Identifique, nas linhas abaixo, todas as que contêm a palavra "with". Copie cada uma delas por inteiro.

* **SEÇÃO DE DADOS**:
──────

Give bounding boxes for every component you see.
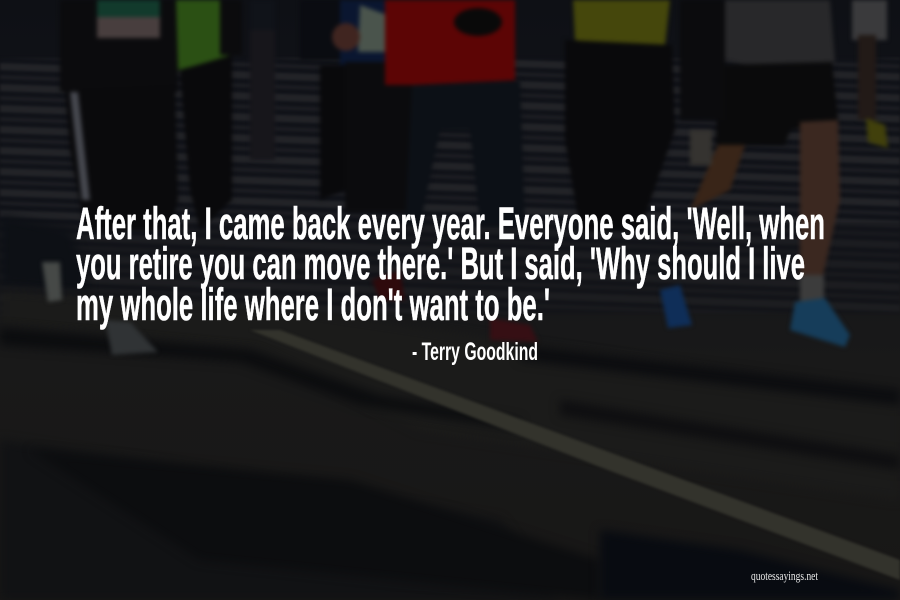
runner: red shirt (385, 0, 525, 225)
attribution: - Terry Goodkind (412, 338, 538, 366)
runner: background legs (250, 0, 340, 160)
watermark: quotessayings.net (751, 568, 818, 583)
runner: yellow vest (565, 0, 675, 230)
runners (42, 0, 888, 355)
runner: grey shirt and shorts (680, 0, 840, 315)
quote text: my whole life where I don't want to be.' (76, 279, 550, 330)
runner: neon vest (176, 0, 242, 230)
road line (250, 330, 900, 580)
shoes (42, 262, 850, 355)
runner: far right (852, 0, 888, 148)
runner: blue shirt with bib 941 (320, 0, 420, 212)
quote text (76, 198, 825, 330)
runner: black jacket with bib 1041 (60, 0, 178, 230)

──────

* **SOLUÇÃO DA TAREFA**:
runner: blue shirt with bib 941 (320, 0, 420, 212)
runner: black jacket with bib 1041 (60, 0, 178, 230)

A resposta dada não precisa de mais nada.